-- Opening Marker --

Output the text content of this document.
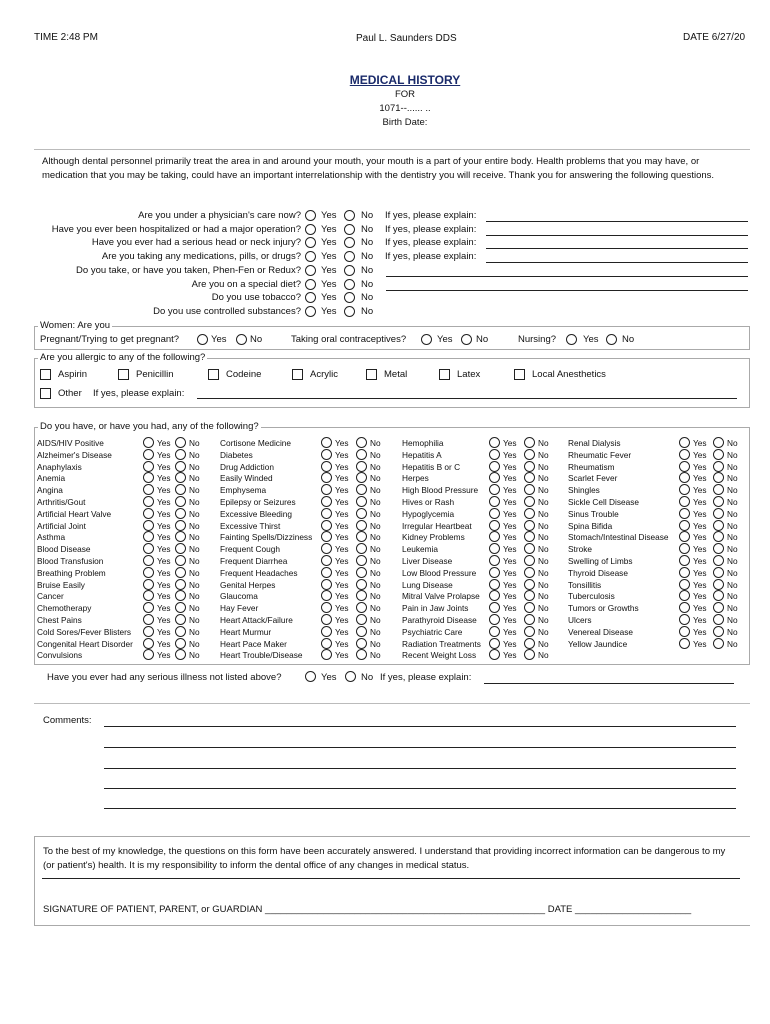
TIME 2:48 PM	Paul L. Saunders DDS	DATE 6/27/20
MEDICAL HISTORY
FOR
1071--...... ..
Birth Date:
Although dental personnel primarily treat the area in and around your mouth, your mouth is a part of your entire body. Health problems that you may have, or medication that you may be taking, could have an important interrelationship with the dentistry you will receive. Thank you for answering the following questions.
Are you under a physician's care now? Yes	No If yes, please explain:
Have you ever been hospitalized or had a major operation? Yes	No If yes, please explain:
Have you ever had a serious head or neck injury? Yes	No If yes, please explain:
Are you taking any medications, pills, or drugs? Yes	No If yes, please explain:
Do you take, or have you taken, Phen-Fen or Redux? Yes	No
Are you on a special diet? Yes	No
Do you use tobacco? Yes	No
Do you use controlled substances? Yes	No
Women: Are you
Pregnant/Trying to get pregnant?	Yes No	Taking oral contraceptives?	Yes No	Nursing?	Yes No
Are you allergic to any of the following?
Aspirin	Penicillin	Codeine	Acrylic	Metal	Latex	Local Anesthetics
Other If yes, please explain:
Do you have, or have you had, any of the following?
AIDS/HIV Positive	Yes No
Alzheimer's Disease	Yes No
Anaphylaxis	Yes No
Anemia	Yes No
Angina	Yes No
Arthritis/Gout	Yes No
Artificial Heart Valve	Yes No
Artificial Joint	Yes No
Asthma	Yes No
Blood Disease	Yes No
Blood Transfusion	Yes No
Breathing Problem	Yes No
Bruise Easily	Yes No
Cancer	Yes No
Chemotherapy	Yes No
Chest Pains	Yes No
Cold Sores/Fever Blisters	Yes No
Congenital Heart Disorder	Yes No
Convulsions	Yes No
Cortisone Medicine	Yes	No
Diabetes	Yes	No
Drug Addiction	Yes	No
Easily Winded	Yes	No
Emphysema	Yes	No
Epilepsy or Seizures	Yes	No
Excessive Bleeding	Yes	No
Excessive Thirst	Yes	No
Fainting Spells/Dizziness	Yes	No
Frequent Cough	Yes	No
Frequent Diarrhea	Yes	No
Frequent Headaches	Yes	No
Genital Herpes	Yes	No
Glaucoma	Yes	No
Hay Fever	Yes	No
Heart Attack/Failure	Yes	No
Heart Murmur	Yes	No
Heart Pace Maker	Yes	No
Heart Trouble/Disease	Yes	No
Hemophilia	Yes	No
Hepatitis A	Yes	No
Hepatitis B or C	Yes	No
Herpes	Yes	No
High Blood Pressure	Yes	No
Hives or Rash	Yes	No
Hypoglycemia	Yes	No
Irregular Heartbeat	Yes	No
Kidney Problems	Yes	No
Leukemia	Yes	No
Liver Disease	Yes	No
Low Blood Pressure	Yes	No
Lung Disease	Yes	No
Mitral Valve Prolapse	Yes	No
Pain in Jaw Joints	Yes	No
Parathyroid Disease	Yes	No
Psychiatric Care	Yes	No
Radiation Treatments	Yes	No
Recent Weight Loss	Yes	No
Renal Dialysis	Yes No
Rheumatic Fever	Yes No
Rheumatism	Yes No
Scarlet Fever	Yes No
Shingles	Yes No
Sickle Cell Disease	Yes No
Sinus Trouble	Yes No
Spina Bifida	Yes No
Stomach/Intestinal Disease	Yes No
Stroke	Yes No
Swelling of Limbs	Yes No
Thyroid Disease	Yes No
Tonsillitis	Yes No
Tuberculosis	Yes No
Tumors or Growths	Yes No
Ulcers	Yes No
Venereal Disease	Yes No
Yellow Jaundice	Yes No
Have you ever had any serious illness not listed above?	Yes	No If yes, please explain:
Comments:
To the best of my knowledge, the questions on this form have been accurately answered. I understand that providing incorrect information can be dangerous to my (or patient's) health. It is my responsibility to inform the dental office of any changes in medical status.
SIGNATURE OF PATIENT, PARENT, or GUARDIAN _____________________________________________________ DATE ______________________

-- Closing Marker --

» What you need to do
Return each line of the records above in which the word "Fever" occurs.

» Output for this exercise
Cold Sores/Fever Blisters	Yes No
Hay Fever	Yes	No
Rheumatic Fever	Yes No
Scarlet Fever	Yes No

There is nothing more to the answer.